__What to do__
Each record below is to be reproduced without any change.

--- start of Input material ---

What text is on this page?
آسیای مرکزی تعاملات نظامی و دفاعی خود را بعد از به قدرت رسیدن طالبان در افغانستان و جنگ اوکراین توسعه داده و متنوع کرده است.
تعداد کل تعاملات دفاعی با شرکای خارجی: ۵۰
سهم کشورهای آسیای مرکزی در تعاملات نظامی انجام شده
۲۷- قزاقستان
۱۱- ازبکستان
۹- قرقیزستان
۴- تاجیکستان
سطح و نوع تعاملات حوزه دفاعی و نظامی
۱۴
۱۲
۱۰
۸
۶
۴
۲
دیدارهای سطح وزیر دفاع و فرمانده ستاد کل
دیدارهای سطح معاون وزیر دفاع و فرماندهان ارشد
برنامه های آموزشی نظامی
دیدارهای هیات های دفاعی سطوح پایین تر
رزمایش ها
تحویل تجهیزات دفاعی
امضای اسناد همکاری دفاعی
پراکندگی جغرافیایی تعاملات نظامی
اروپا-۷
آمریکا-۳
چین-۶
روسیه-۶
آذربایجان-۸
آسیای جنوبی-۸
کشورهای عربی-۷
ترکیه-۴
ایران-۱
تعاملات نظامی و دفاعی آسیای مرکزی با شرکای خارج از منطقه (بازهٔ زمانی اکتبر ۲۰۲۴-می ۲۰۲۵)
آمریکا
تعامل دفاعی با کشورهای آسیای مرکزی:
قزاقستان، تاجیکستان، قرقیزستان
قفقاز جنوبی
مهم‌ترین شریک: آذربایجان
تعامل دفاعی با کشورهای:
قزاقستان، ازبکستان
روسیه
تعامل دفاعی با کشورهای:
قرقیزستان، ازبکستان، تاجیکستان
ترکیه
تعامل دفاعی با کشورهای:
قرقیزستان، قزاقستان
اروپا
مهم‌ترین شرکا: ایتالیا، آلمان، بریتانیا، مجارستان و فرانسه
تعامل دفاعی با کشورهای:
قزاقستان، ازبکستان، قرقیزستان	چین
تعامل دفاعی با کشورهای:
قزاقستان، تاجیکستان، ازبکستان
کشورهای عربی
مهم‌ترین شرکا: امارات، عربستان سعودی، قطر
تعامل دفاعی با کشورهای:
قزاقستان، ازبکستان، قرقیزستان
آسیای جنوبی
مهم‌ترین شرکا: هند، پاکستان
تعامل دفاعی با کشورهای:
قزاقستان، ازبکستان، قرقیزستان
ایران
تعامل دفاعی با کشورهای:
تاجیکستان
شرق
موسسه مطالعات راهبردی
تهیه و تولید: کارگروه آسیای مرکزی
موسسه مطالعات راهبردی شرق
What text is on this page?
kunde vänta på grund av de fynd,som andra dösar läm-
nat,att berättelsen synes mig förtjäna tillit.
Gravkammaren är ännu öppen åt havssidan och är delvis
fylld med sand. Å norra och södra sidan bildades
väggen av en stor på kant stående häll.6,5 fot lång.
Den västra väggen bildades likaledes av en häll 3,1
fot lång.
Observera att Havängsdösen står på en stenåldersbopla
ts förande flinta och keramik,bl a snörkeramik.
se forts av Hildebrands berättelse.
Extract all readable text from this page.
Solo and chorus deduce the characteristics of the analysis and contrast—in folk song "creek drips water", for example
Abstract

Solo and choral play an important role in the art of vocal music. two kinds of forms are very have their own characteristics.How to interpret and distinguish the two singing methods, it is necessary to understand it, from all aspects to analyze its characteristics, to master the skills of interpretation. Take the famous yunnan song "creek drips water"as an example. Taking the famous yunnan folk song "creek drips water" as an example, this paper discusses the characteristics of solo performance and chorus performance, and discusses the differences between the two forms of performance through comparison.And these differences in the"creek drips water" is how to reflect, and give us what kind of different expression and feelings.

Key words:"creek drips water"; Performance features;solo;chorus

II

--- end of Input material ---

__Solution__
What text is on this page?
آسیای مرکزی تعاملات نظامی و دفاعی خود را بعد از به قدرت رسیدن طالبان در افغانستان و جنگ اوکراین توسعه داده و متنوع کرده است.
تعداد کل تعاملات دفاعی با شرکای خارجی: ۵۰
سهم کشورهای آسیای مرکزی در تعاملات نظامی انجام شده
۲۷- قزاقستان
۱۱- ازبکستان
۹- قرقیزستان
۴- تاجیکستان
سطح و نوع تعاملات حوزه دفاعی و نظامی
۱۴
۱۲
۱۰
۸
۶
۴
۲
دیدارهای سطح وزیر دفاع و فرمانده ستاد کل
دیدارهای سطح معاون وزیر دفاع و فرماندهان ارشد
برنامه های آموزشی نظامی
دیدارهای هیات های دفاعی سطوح پایین تر
رزمایش ها
تحویل تجهیزات دفاعی
امضای اسناد همکاری دفاعی
پراکندگی جغرافیایی تعاملات نظامی
اروپا-۷
آمریکا-۳
چین-۶
روسیه-۶
آذربایجان-۸
آسیای جنوبی-۸
کشورهای عربی-۷
ترکیه-۴
ایران-۱
تعاملات نظامی و دفاعی آسیای مرکزی با شرکای خارج از منطقه (بازهٔ زمانی اکتبر ۲۰۲۴-می ۲۰۲۵)
آمریکا
تعامل دفاعی با کشورهای آسیای مرکزی:
قزاقستان، تاجیکستان، قرقیزستان
قفقاز جنوبی
مهم‌ترین شریک: آذربایجان
تعامل دفاعی با کشورهای:
قزاقستان، ازبکستان
روسیه
تعامل دفاعی با کشورهای:
قرقیزستان، ازبکستان، تاجیکستان
ترکیه
تعامل دفاعی با کشورهای:
قرقیزستان، قزاقستان
اروپا
مهم‌ترین شرکا: ایتالیا، آلمان، بریتانیا، مجارستان و فرانسه
تعامل دفاعی با کشورهای:
قزاقستان، ازبکستان، قرقیزستان	چین
تعامل دفاعی با کشورهای:
قزاقستان، تاجیکستان، ازبکستان
کشورهای عربی
مهم‌ترین شرکا: امارات، عربستان سعودی، قطر
تعامل دفاعی با کشورهای:
قزاقستان، ازبکستان، قرقیزستان
آسیای جنوبی
مهم‌ترین شرکا: هند، پاکستان
تعامل دفاعی با کشورهای:
قزاقستان، ازبکستان، قرقیزستان
ایران
تعامل دفاعی با کشورهای:
تاجیکستان
شرق
موسسه مطالعات راهبردی
تهیه و تولید: کارگروه آسیای مرکزی
موسسه مطالعات راهبردی شرق
What text is on this page?
kunde vänta på grund av de fynd,som andra dösar läm-
nat,att berättelsen synes mig förtjäna tillit.
Gravkammaren är ännu öppen åt havssidan och är delvis
fylld med sand. Å norra och södra sidan bildades
väggen av en stor på kant stående häll.6,5 fot lång.
Den västra väggen bildades likaledes av en häll 3,1
fot lång.
Observera att Havängsdösen står på en stenåldersbopla
ts förande flinta och keramik,bl a snörkeramik.
se forts av Hildebrands berättelse.
Extract all readable text from this page.
Solo and chorus deduce the characteristics of the analysis and contrast—in folk song "creek drips water", for example
Abstract

Solo and choral play an important role in the art of vocal music. two kinds of forms are very have their own characteristics.How to interpret and distinguish the two singing methods, it is necessary to understand it, from all aspects to analyze its characteristics, to master the skills of interpretation. Take the famous yunnan song "creek drips water"as an example. Taking the famous yunnan folk song "creek drips water" as an example, this paper discusses the characteristics of solo performance and chorus performance, and discusses the differences between the two forms of performance through comparison.And these differences in the"creek drips water" is how to reflect, and give us what kind of different expression and feelings.

Key words:"creek drips water"; Performance features;solo;chorus

II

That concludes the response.